═════ SUPPLIED MATERIAL ═════
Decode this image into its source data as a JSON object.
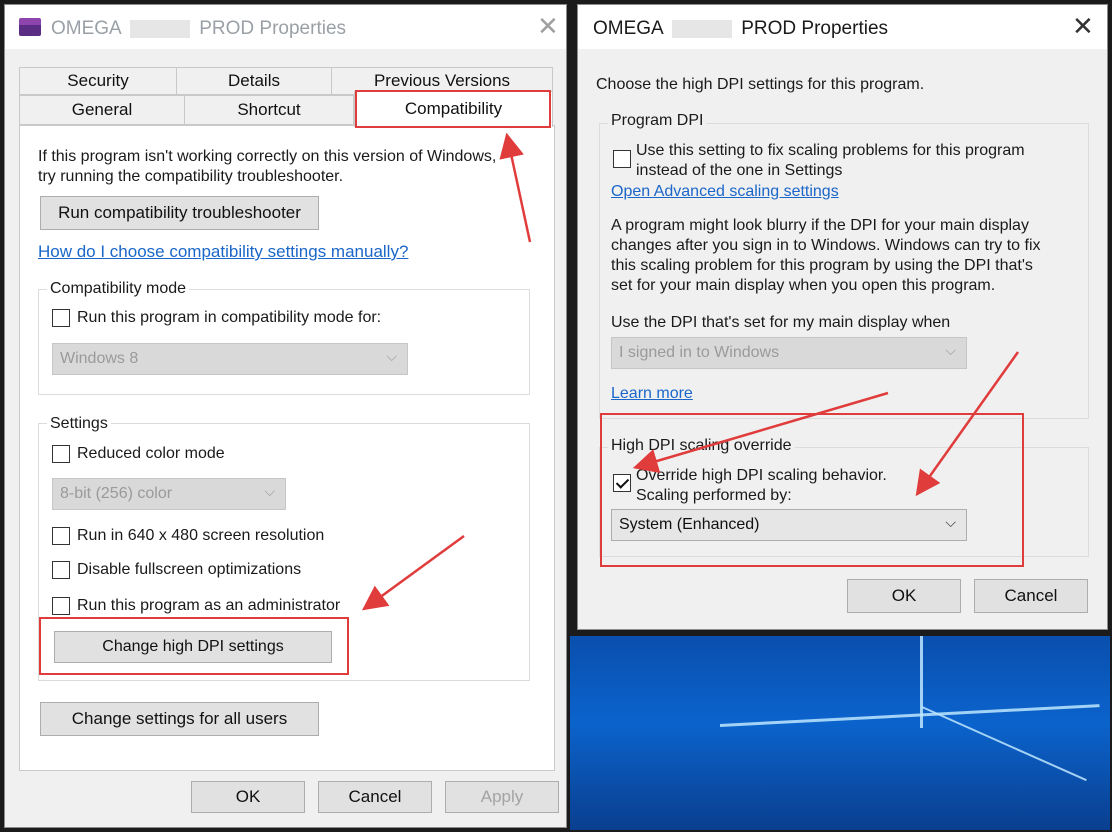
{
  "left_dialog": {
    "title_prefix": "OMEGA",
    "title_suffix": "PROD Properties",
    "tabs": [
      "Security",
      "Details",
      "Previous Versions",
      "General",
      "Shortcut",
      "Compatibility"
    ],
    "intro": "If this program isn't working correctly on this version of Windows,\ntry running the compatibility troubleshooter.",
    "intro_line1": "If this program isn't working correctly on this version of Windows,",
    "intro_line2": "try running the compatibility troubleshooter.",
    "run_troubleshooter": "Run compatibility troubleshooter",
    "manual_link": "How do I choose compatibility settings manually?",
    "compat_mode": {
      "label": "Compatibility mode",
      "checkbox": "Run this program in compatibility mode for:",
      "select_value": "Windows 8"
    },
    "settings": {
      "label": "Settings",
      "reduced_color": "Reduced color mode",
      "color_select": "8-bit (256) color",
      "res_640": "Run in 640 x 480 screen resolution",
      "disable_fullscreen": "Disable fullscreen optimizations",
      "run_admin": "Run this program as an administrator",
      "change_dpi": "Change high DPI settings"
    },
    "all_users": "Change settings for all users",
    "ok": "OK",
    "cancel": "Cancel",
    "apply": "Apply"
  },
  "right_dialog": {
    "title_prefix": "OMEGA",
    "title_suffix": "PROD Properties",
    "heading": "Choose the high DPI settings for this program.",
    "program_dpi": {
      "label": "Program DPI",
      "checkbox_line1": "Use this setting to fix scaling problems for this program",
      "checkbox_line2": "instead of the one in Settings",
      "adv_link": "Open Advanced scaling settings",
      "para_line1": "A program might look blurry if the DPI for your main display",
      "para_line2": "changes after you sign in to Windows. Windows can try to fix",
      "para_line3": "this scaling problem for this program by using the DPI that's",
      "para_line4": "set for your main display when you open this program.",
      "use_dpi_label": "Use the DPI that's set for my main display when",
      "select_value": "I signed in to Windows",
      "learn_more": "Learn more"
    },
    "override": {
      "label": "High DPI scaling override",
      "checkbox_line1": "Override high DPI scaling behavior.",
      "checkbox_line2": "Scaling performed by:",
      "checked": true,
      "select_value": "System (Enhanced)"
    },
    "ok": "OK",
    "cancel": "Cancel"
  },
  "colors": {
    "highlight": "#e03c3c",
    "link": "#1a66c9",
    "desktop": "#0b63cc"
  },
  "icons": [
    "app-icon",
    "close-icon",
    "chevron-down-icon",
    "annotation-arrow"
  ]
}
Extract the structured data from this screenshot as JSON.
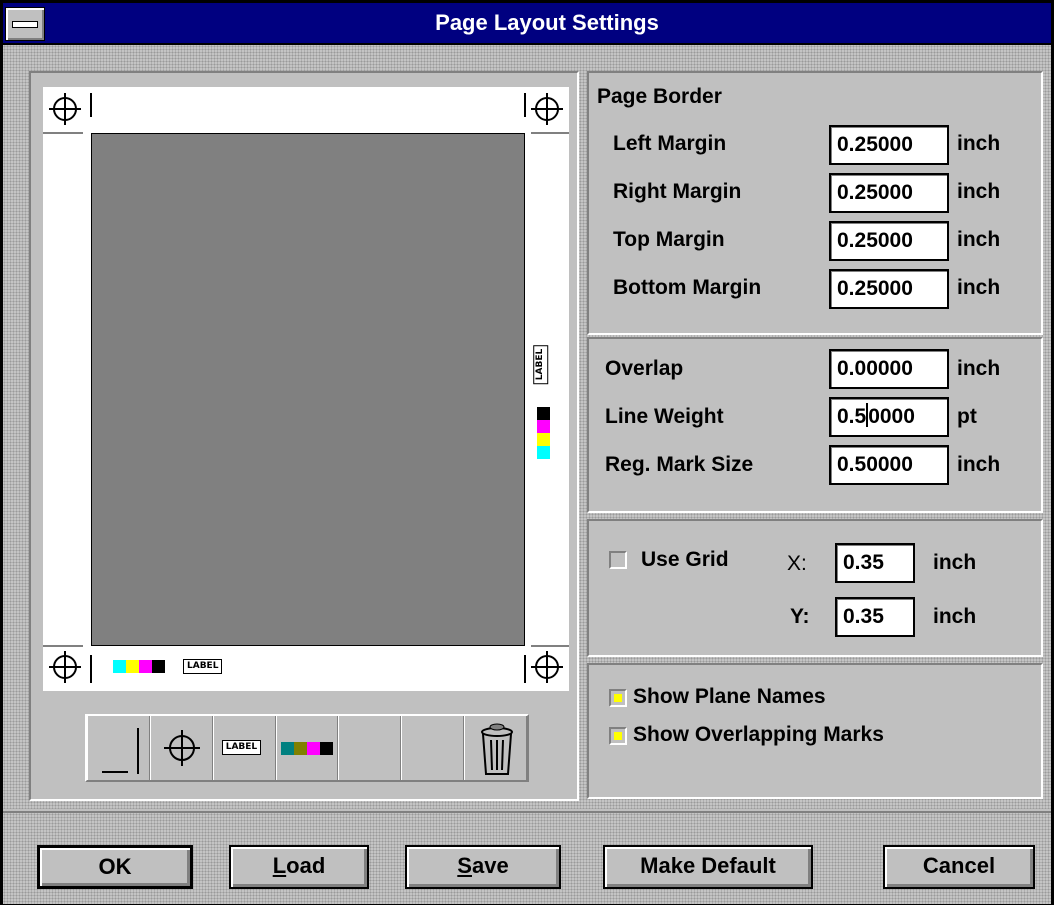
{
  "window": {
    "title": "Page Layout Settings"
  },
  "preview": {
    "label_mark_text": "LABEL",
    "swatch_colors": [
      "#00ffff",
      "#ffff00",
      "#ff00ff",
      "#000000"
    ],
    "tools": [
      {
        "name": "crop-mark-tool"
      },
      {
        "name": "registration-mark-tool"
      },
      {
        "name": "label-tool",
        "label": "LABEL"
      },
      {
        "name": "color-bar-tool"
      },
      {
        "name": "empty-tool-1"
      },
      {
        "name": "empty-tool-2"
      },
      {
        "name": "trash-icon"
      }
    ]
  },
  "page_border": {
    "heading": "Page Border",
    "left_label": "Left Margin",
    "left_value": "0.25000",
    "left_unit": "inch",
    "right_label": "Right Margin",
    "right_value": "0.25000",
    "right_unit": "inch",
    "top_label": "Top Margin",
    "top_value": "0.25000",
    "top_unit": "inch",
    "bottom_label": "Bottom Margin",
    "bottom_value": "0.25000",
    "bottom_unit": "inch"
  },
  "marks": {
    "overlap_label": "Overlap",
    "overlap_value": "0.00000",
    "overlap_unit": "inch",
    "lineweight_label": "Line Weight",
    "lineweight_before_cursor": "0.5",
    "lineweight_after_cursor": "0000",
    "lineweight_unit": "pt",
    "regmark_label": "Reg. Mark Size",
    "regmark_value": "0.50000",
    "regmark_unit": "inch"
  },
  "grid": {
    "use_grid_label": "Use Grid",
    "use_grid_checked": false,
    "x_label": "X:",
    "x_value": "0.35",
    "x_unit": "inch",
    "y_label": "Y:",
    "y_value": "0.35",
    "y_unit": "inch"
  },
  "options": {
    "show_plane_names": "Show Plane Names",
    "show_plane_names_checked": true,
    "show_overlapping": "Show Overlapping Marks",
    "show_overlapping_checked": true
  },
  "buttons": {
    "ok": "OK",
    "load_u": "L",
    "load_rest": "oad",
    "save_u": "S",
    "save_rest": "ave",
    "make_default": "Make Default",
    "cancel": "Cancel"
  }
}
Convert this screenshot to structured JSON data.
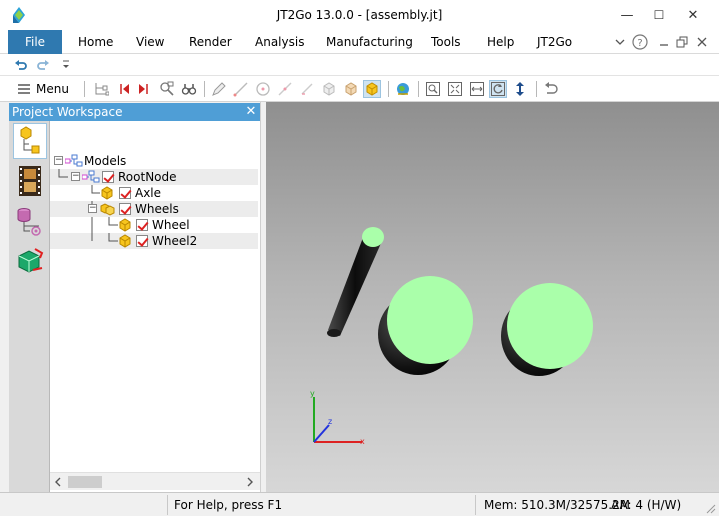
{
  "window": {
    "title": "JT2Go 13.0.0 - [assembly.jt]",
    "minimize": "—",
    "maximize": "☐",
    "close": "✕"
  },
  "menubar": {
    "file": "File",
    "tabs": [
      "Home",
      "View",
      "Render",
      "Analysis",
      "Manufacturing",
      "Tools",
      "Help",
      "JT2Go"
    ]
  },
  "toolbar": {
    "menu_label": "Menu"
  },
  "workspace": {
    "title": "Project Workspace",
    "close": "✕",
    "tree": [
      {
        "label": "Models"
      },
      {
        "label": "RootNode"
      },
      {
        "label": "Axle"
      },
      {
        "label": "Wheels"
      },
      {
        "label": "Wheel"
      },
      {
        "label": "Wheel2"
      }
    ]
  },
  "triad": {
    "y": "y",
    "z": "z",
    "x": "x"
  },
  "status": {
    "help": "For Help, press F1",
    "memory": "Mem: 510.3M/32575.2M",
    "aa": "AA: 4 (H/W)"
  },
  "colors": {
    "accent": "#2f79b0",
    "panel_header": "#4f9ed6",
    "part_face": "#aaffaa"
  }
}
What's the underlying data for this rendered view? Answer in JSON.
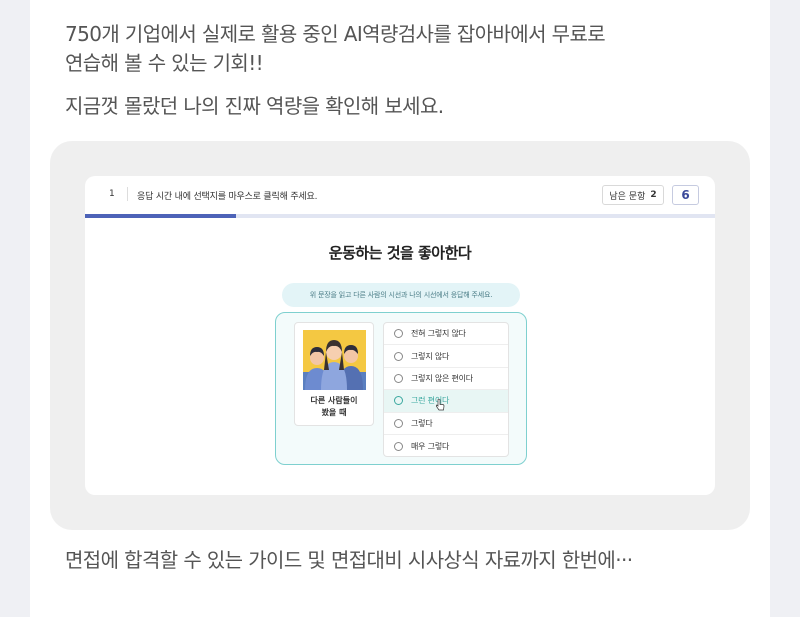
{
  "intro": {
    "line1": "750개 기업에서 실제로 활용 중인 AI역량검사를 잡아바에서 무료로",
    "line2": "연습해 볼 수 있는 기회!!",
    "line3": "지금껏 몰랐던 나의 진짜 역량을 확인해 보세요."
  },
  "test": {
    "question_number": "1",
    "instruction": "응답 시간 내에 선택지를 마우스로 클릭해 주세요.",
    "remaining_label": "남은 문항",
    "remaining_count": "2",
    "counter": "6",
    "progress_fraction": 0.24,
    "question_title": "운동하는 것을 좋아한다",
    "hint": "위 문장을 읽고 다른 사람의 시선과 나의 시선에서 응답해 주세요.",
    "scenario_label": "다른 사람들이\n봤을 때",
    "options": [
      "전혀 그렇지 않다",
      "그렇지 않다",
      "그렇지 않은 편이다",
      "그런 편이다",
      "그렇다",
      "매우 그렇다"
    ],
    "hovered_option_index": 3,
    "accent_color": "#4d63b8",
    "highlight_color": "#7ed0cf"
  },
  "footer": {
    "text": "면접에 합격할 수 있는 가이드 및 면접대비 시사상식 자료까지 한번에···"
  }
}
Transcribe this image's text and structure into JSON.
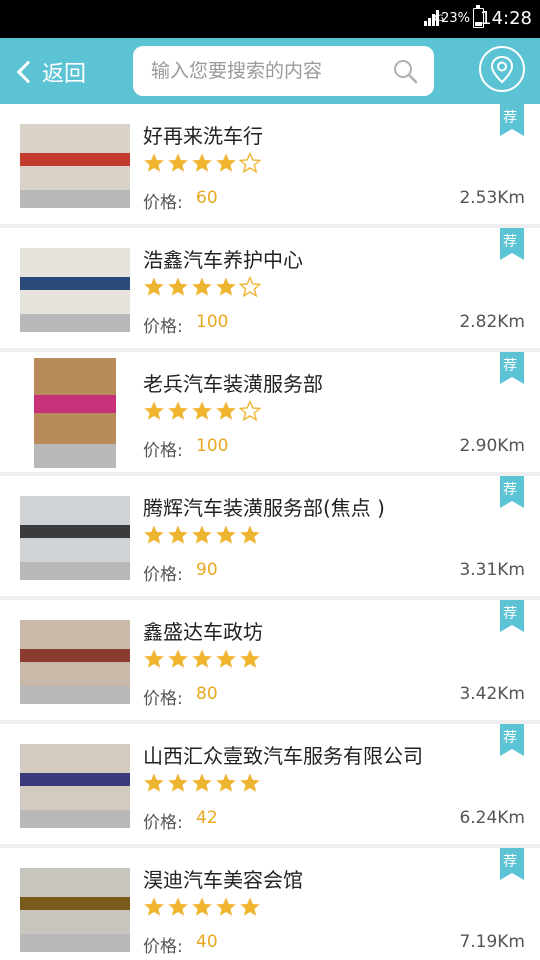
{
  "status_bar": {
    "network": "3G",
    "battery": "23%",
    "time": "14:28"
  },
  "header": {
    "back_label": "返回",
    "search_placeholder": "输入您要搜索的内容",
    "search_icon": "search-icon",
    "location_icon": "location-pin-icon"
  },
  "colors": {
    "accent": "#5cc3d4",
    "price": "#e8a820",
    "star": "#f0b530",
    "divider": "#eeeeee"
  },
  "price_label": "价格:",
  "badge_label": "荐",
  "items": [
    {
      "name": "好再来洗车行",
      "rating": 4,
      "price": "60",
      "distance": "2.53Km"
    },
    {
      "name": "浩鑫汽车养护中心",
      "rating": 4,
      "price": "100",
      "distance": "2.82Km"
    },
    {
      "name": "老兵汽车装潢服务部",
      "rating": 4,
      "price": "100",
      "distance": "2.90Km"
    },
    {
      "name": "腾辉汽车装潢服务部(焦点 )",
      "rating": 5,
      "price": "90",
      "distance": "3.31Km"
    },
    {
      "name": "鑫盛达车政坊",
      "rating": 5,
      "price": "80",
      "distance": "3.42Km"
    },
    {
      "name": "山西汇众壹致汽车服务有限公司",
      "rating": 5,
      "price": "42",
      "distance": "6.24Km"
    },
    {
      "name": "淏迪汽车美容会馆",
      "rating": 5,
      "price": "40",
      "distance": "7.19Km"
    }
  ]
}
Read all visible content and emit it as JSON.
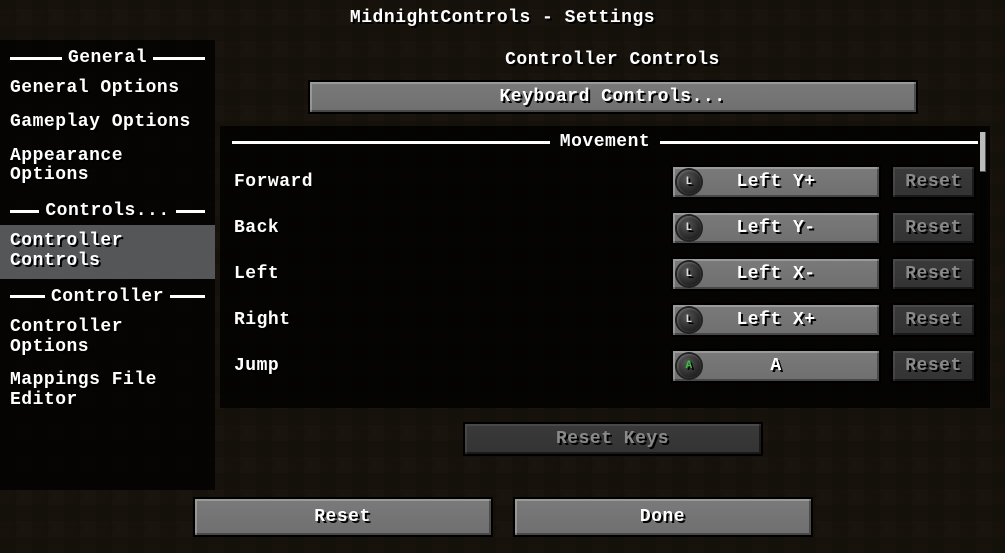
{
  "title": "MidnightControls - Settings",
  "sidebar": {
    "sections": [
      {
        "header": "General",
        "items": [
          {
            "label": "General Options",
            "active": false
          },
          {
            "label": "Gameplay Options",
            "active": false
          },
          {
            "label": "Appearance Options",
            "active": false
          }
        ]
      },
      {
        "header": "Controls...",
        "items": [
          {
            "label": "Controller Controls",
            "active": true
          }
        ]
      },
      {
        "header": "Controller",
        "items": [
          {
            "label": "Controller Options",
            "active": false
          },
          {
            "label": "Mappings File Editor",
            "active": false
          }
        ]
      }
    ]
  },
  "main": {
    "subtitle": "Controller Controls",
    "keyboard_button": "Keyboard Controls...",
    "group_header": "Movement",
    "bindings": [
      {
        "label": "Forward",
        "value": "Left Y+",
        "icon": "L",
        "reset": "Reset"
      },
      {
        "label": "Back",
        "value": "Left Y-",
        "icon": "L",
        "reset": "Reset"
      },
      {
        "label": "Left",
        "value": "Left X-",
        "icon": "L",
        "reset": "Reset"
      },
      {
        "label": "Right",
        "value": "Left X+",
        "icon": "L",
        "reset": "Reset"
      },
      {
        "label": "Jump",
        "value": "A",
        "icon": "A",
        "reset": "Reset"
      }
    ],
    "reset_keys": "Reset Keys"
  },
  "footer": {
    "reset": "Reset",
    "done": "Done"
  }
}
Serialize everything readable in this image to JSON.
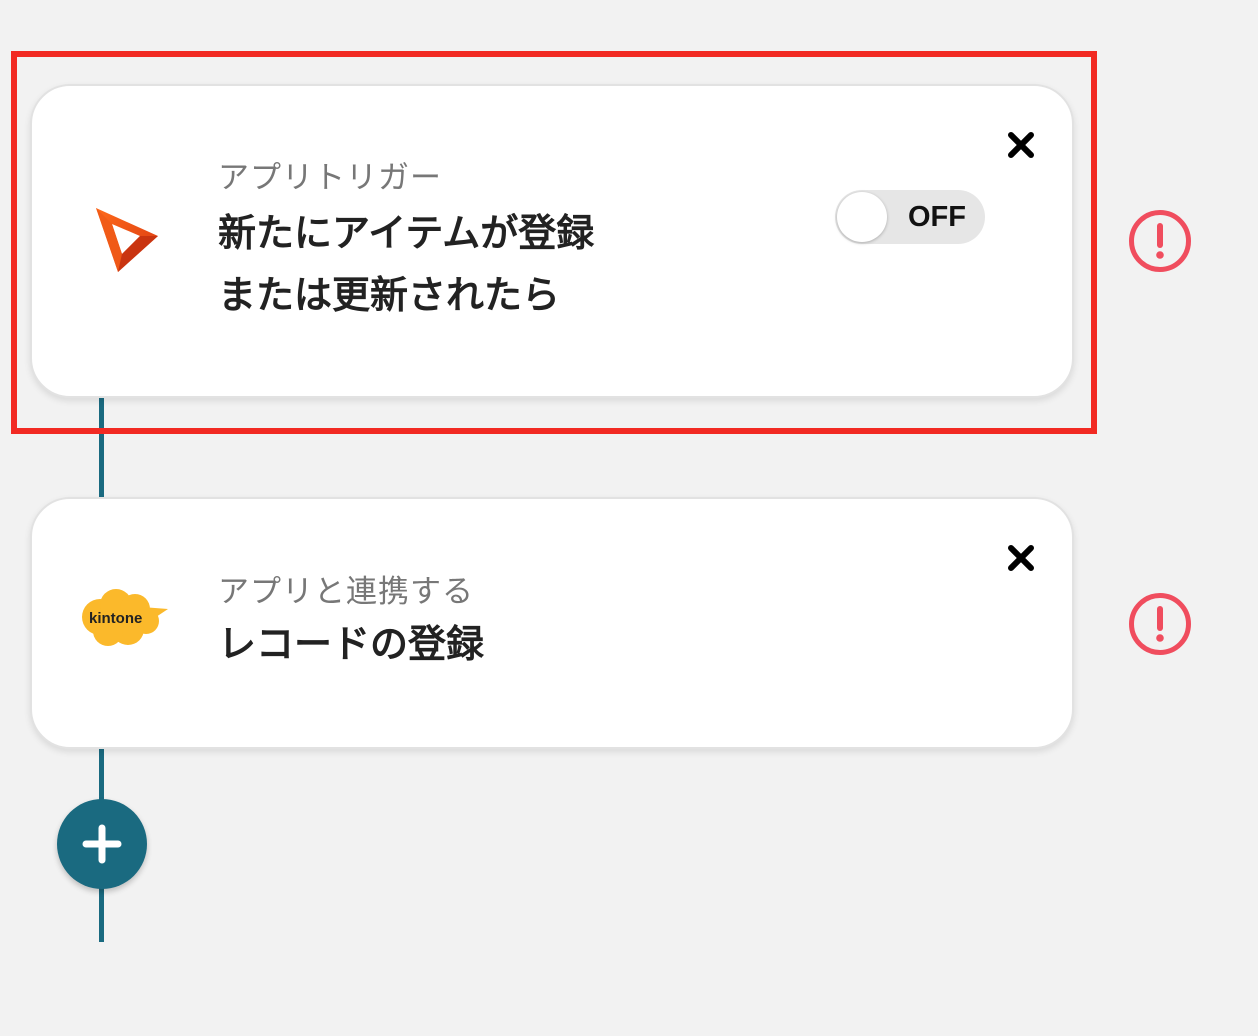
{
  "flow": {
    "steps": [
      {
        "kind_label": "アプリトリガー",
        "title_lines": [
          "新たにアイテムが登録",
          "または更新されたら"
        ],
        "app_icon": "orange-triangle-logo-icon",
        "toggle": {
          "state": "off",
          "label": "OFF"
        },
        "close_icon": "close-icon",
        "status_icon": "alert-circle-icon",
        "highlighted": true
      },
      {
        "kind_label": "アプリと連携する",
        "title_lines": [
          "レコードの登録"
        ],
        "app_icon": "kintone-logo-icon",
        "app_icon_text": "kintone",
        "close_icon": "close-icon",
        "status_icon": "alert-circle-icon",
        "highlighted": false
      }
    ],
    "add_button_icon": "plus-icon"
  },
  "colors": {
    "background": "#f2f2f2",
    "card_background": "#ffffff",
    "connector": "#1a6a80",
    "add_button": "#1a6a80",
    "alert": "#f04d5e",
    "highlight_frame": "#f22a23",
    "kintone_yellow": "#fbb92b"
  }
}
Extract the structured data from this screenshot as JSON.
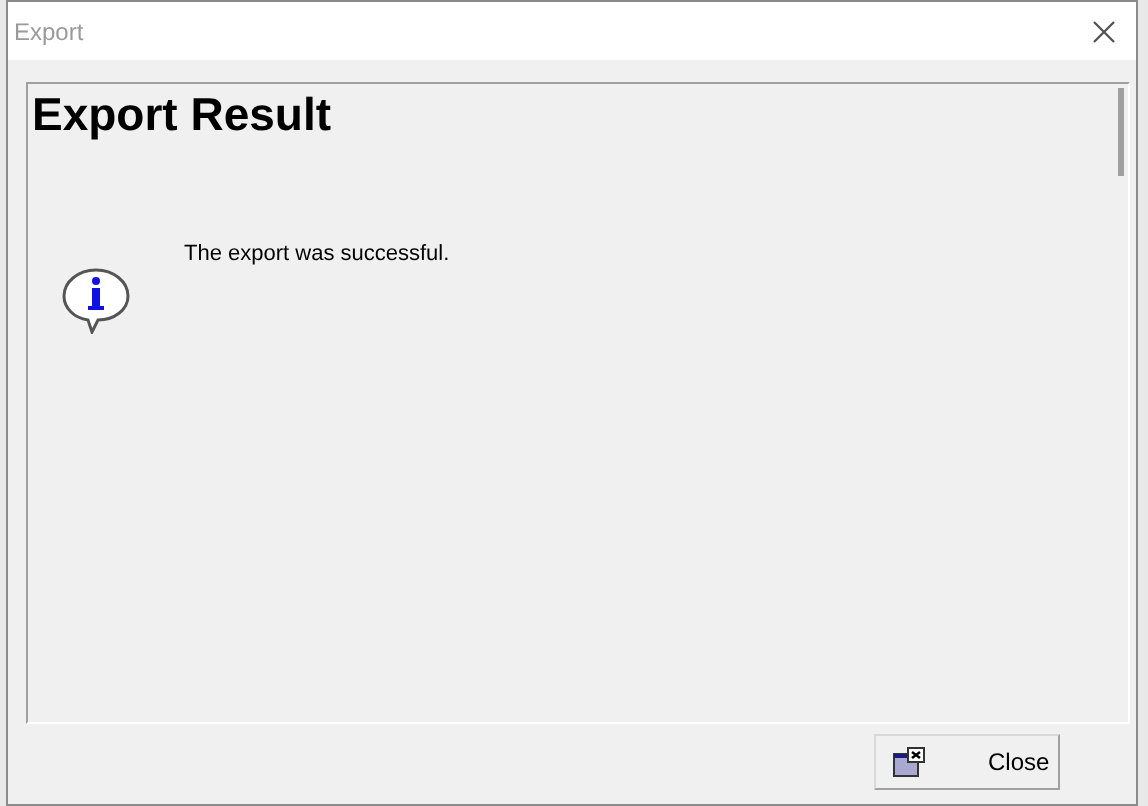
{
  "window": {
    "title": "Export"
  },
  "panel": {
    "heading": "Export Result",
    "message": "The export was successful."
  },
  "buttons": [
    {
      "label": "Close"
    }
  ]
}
═════
**INSTRUCTIONS TO FOLLOW:** Check every line of the data above for the string "Windows", and copy those that have it.

**ANSWER:**
    "intro": "If this program isn't working correctly on this version of Windows,\ntry running the compatibility troubleshooter.",
    "intro_line1": "If this program isn't working correctly on this version of Windows,",
      "select_value": "Windows 8"
      "para_line2": "changes after you sign in to Windows. Windows can try to fix",
      "select_value": "I signed in to Windows",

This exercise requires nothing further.